» Provided data
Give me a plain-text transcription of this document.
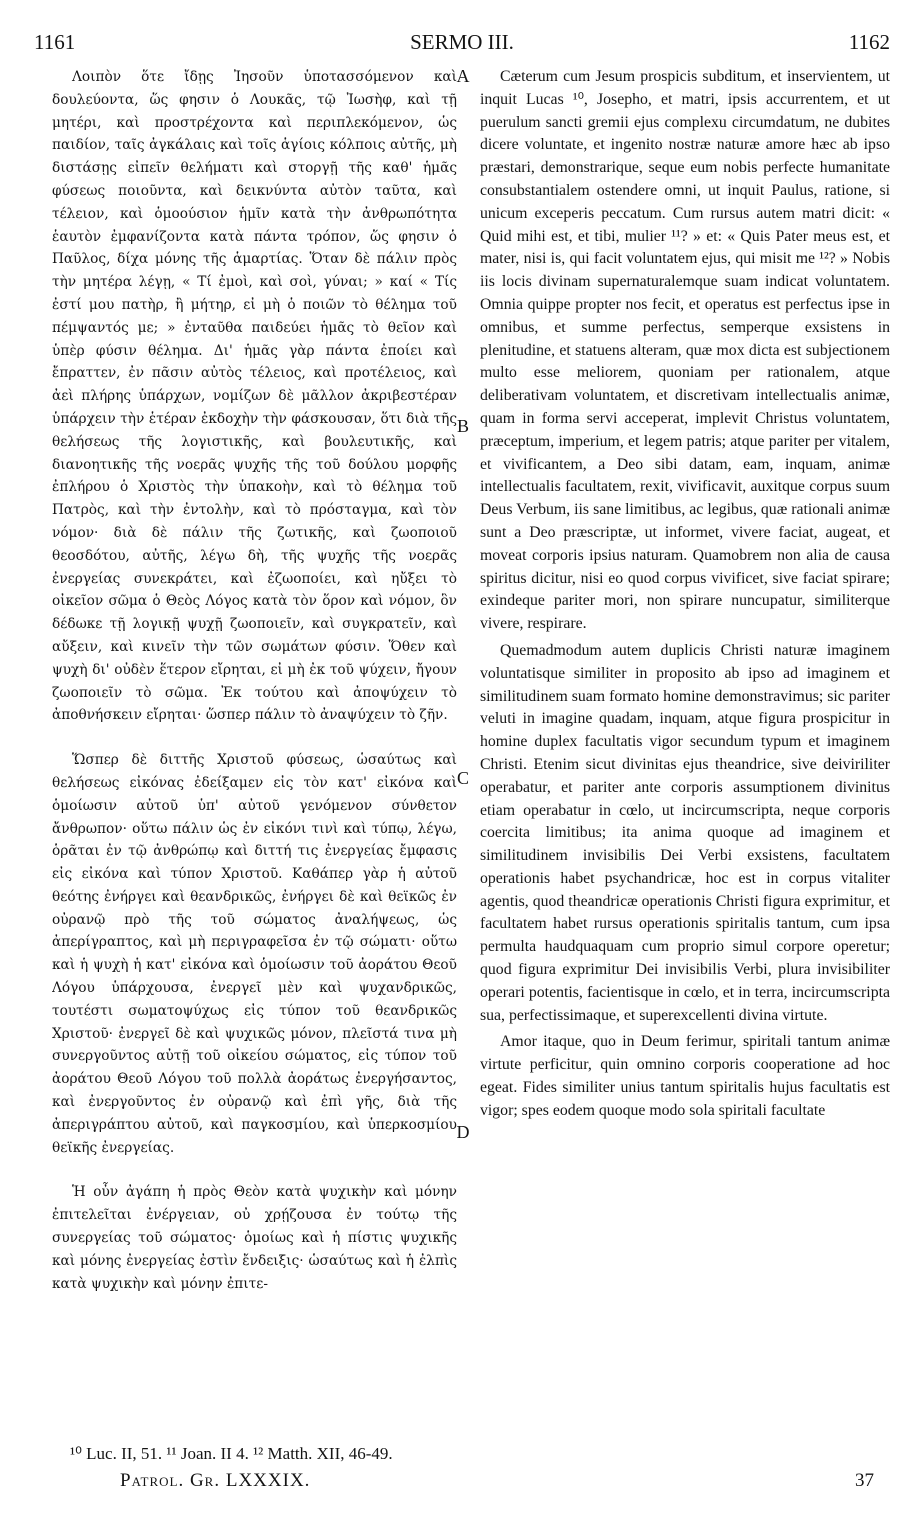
1161	SERMO III.	1162

Λοιπὸν ὅτε ἴδῃς Ἰησοῦν ὑποτασσόμενον καὶ δουλεύοντα, ὥς φησιν ὁ Λουκᾶς, τῷ Ἰωσὴφ, καὶ τῇ μητέρι, καὶ προστρέχοντα καὶ περιπλεκόμενον, ὡς παιδίον, ταῖς ἀγκάλαις καὶ τοῖς ἁγίοις κόλποις αὐτῆς, μὴ διστάσῃς εἰπεῖν θελήματι καὶ στοργῇ τῆς καθ' ἡμᾶς φύσεως ποιοῦντα, καὶ δεικνύντα αὐτὸν ταῦτα, καὶ τέλειον, καὶ ὁμοούσιον ἡμῖν κατὰ τὴν ἀνθρωπότητα ἑαυτὸν ἐμφανίζοντα κατὰ πάντα τρόπον, ὥς φησιν ὁ Παῦλος, δίχα μόνης τῆς ἁμαρτίας. Ὅταν δὲ πάλιν πρὸς τὴν μητέρα λέγῃ, « Τί ἐμοὶ, καὶ σοὶ, γύναι; » καί « Τίς ἐστί μου πατὴρ, ἢ μήτηρ, εἰ μὴ ὁ ποιῶν τὸ θέλημα τοῦ πέμψαντός με; » ἐνταῦθα παιδεύει ἡμᾶς τὸ θεῖον καὶ ὑπὲρ φύσιν θέλημα. Δι' ἡμᾶς γὰρ πάντα ἐποίει καὶ ἔπραττεν, ἐν πᾶσιν αὐτὸς τέλειος, καὶ προτέλειος, καὶ ἀεὶ πλήρης ὑπάρχων, νομίζων δὲ μᾶλλον ἀκριβεστέραν ὑπάρχειν τὴν ἑτέραν ἐκδοχὴν τὴν φάσκουσαν, ὅτι διὰ τῆς θελήσεως τῆς λογιστικῆς, καὶ βουλευτικῆς, καὶ διανοητικῆς τῆς νοερᾶς ψυχῆς τῆς τοῦ δούλου μορφῆς ἐπλήρου ὁ Χριστὸς τὴν ὑπακοὴν, καὶ τὸ θέλημα τοῦ Πατρὸς, καὶ τὴν ἐντολὴν, καὶ τὸ πρόσταγμα, καὶ τὸν νόμον· διὰ δὲ πάλιν τῆς ζωτικῆς, καὶ ζωοποιοῦ θεοσδότου, αὐτῆς, λέγω δὴ, τῆς ψυχῆς τῆς νοερᾶς ἐνεργείας συνεκράτει, καὶ ἐζωοποίει, καὶ ηὔξει τὸ οἰκεῖον σῶμα ὁ Θεὸς Λόγος κατὰ τὸν ὅρον καὶ νόμον, ὃν δέδωκε τῇ λογικῇ ψυχῇ ζωοποιεῖν, καὶ συγκρατεῖν, καὶ αὔξειν, καὶ κινεῖν τὴν τῶν σωμάτων φύσιν. Ὅθεν καὶ ψυχὴ δι' οὐδὲν ἕτερον εἴρηται, εἰ μὴ ἐκ τοῦ ψύχειν, ἤγουν ζωοποιεῖν τὸ σῶμα. Ἐκ τούτου καὶ ἀποψύχειν τὸ ἀποθνήσκειν εἴρηται· ὥσπερ πάλιν τὸ ἀναψύχειν τὸ ζῆν.

Ὥσπερ δὲ διττῆς Χριστοῦ φύσεως, ὡσαύτως καὶ θελήσεως εἰκόνας ἐδείξαμεν εἰς τὸν κατ' εἰκόνα καὶ ὁμοίωσιν αὐτοῦ ὑπ' αὐτοῦ γενόμενον σύνθετον ἄνθρωπον· οὕτω πάλιν ὡς ἐν εἰκόνι τινὶ καὶ τύπῳ, λέγω, ὁρᾶται ἐν τῷ ἀνθρώπῳ καὶ διττή τις ἐνεργείας ἔμφασις εἰς εἰκόνα καὶ τύπον Χριστοῦ. Καθάπερ γὰρ ἡ αὐτοῦ θεότης ἐνήργει καὶ θεανδρικῶς, ἐνήργει δὲ καὶ θεϊκῶς ἐν οὐρανῷ πρὸ τῆς τοῦ σώματος ἀναλήψεως, ὡς ἀπερίγραπτος, καὶ μὴ περιγραφεῖσα ἐν τῷ σώματι· οὕτω καὶ ἡ ψυχὴ ἡ κατ' εἰκόνα καὶ ὁμοίωσιν τοῦ ἀοράτου Θεοῦ Λόγου ὑπάρχουσα, ἐνεργεῖ μὲν καὶ ψυχανδρικῶς, τουτέστι σωματοψύχως εἰς τύπον τοῦ θεανδρικῶς Χριστοῦ· ἐνεργεῖ δὲ καὶ ψυχικῶς μόνον, πλεῖστά τινα μὴ συνεργοῦντος αὐτῇ τοῦ οἰκείου σώματος, εἰς τύπον τοῦ ἀοράτου Θεοῦ Λόγου τοῦ πολλὰ ἀοράτως ἐνεργήσαντος, καὶ ἐνεργοῦντος ἐν οὐρανῷ καὶ ἐπὶ γῆς, διὰ τῆς ἀπεριγράπτου αὐτοῦ, καὶ παγκοσμίου, καὶ ὑπερκοσμίου θεϊκῆς ἐνεργείας.

Ἡ οὖν ἀγάπη ἡ πρὸς Θεὸν κατὰ ψυχικὴν καὶ μόνην ἐπιτελεῖται ἐνέργειαν, οὐ χρῄζουσα ἐν τούτῳ τῆς συνεργείας τοῦ σώματος· ὁμοίως καὶ ἡ πίστις ψυχικῆς καὶ μόνης ἐνεργείας ἐστὶν ἔνδειξις· ὡσαύτως καὶ ἡ ἐλπὶς κατὰ ψυχικὴν καὶ μόνην ἐπιτε-

A
B
C
D

Cæterum cum Jesum prospicis subditum, et inservientem, ut inquit Lucas ¹⁰, Josepho, et matri, ipsis accurrentem, et ut puerulum sancti gremii ejus complexu circumdatum, ne dubites dicere voluntate, et ingenito nostræ naturæ amore hæc ab ipso præstari, demonstrarique, seque eum nobis perfecte humanitate consubstantialem ostendere omni, ut inquit Paulus, ratione, si unicum exceperis peccatum. Cum rursus autem matri dicit: « Quid mihi est, et tibi, mulier ¹¹? » et: « Quis Pater meus est, et mater, nisi is, qui facit voluntatem ejus, qui misit me ¹²? » Nobis iis locis divinam supernaturalemque suam indicat voluntatem. Omnia quippe propter nos fecit, et operatus est perfectus ipse in omnibus, et summe perfectus, semperque exsistens in plenitudine, et statuens alteram, quæ mox dicta est subjectionem multo esse meliorem, quoniam per rationalem, atque deliberativam voluntatem, et discretivam intellectualis animæ, quam in forma servi acceperat, implevit Christus voluntatem, præceptum, imperium, et legem patris; atque pariter per vitalem, et vivificantem, a Deo sibi datam, eam, inquam, animæ intellectualis facultatem, rexit, vivificavit, auxitque corpus suum Deus Verbum, iis sane limitibus, ac legibus, quæ rationali animæ sunt a Deo præscriptæ, ut informet, vivere faciat, augeat, et moveat corporis ipsius naturam. Quamobrem non alia de causa spiritus dicitur, nisi eo quod corpus vivificet, sive faciat spirare; exindeque pariter mori, non spirare nuncupatur, similiterque vivere, respirare.

Quemadmodum autem duplicis Christi naturæ imaginem voluntatisque similiter in proposito ab ipso ad imaginem et similitudinem suam formato homine demonstravimus; sic pariter veluti in imagine quadam, inquam, atque figura prospicitur in homine duplex facultatis vigor secundum typum et imaginem Christi. Etenim sicut divinitas ejus theandrice, sive deiviriliter operabatur, et pariter ante corporis assumptionem divinitus etiam operabatur in cœlo, ut incircumscripta, neque corporis coercita limitibus; ita anima quoque ad imaginem et similitudinem invisibilis Dei Verbi exsistens, facultatem operationis habet psychandricæ, hoc est in corpus vitaliter agentis, quod theandricæ operationis Christi figura exprimitur, et facultatem habet rursus operationis spiritalis tantum, cum ipsa permulta haudquaquam cum proprio simul corpore operetur; quod figura exprimitur Dei invisibilis Verbi, plura invisibiliter operari potentis, facientisque in cœlo, et in terra, incircumscripta sua, perfectissimaque, et superexcellenti divina virtute.

Amor itaque, quo in Deum ferimur, spiritali tantum animæ virtute perficitur, quin omnino corporis cooperatione ad hoc egeat. Fides similiter unius tantum spiritalis hujus facultatis est vigor; spes eodem quoque modo sola spiritali facultate

¹⁰ Luc. II, 51. ¹¹ Joan. II 4. ¹² Matth. XII, 46-49.
Patrol. Gr. LXXXIX.	37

» Directive
Find "virtute". Copy every line it occurs in.

» Task output
Quemadmodum autem duplicis Christi naturæ imaginem voluntatisque similiter in proposito ab ipso ad imaginem et similitudinem suam formato homine demonstravimus; sic pariter veluti in imagine quadam, inquam, atque figura prospicitur in homine duplex facultatis vigor secundum typum et imaginem Christi. Etenim sicut divinitas ejus theandrice, sive deiviriliter operabatur, et pariter ante corporis assumptionem divinitus etiam operabatur in cœlo, ut incircumscripta, neque corporis coercita limitibus; ita anima quoque ad imaginem et similitudinem invisibilis Dei Verbi exsistens, facultatem operationis habet psychandricæ, hoc est in corpus vitaliter agentis, quod theandricæ operationis Christi figura exprimitur, et facultatem habet rursus operationis spiritalis tantum, cum ipsa permulta haudquaquam cum proprio simul corpore operetur; quod figura exprimitur Dei invisibilis Verbi, plura invisibiliter operari potentis, facientisque in cœlo, et in terra, incircumscripta sua, perfectissimaque, et superexcellenti divina virtute.
Amor itaque, quo in Deum ferimur, spiritali tantum animæ virtute perficitur, quin omnino corporis cooperatione ad hoc egeat. Fides similiter unius tantum spiritalis hujus facultatis est vigor; spes eodem quoque modo sola spiritali facultate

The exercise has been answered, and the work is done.